DATASET:

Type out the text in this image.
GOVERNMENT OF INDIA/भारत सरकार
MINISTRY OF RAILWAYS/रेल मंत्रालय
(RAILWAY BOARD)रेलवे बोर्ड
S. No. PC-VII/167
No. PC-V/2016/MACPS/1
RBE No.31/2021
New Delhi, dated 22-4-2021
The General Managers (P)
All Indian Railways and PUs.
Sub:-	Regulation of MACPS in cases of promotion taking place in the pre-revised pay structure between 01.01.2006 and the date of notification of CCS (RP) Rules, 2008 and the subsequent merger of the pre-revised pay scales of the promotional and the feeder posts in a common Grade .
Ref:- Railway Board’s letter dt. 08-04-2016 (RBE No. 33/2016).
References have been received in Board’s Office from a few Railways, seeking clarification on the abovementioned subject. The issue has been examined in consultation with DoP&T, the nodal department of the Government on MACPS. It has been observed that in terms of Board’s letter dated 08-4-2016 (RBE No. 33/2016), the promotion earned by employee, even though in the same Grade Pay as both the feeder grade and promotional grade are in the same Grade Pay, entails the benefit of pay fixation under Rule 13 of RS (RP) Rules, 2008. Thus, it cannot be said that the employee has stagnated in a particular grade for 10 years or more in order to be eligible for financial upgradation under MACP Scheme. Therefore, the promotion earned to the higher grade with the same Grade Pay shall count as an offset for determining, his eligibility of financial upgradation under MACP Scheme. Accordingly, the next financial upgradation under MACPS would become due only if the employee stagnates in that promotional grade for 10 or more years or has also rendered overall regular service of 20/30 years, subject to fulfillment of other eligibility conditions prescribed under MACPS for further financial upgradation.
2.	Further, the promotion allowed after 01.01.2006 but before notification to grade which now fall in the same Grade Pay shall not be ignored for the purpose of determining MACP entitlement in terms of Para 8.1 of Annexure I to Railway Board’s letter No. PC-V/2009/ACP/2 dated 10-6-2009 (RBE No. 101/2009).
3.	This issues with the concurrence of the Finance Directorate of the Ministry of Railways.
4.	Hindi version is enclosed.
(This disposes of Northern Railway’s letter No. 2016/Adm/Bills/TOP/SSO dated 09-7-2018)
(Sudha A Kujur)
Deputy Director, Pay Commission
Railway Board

WHAT TO DO:
Extract every line from the records above that contains the word "notification".

RESULT OF THIS EXERCISE:
Sub:-	Regulation of MACPS in cases of promotion taking place in the pre-revised pay structure between 01.01.2006 and the date of notification of CCS (RP) Rules, 2008 and the subsequent merger of the pre-revised pay scales of the promotional and the feeder posts in a common Grade .
2.	Further, the promotion allowed after 01.01.2006 but before notification to grade which now fall in the same Grade Pay shall not be ignored for the purpose of determining MACP entitlement in terms of Para 8.1 of Annexure I to Railway Board’s letter No. PC-V/2009/ACP/2 dated 10-6-2009 (RBE No. 101/2009).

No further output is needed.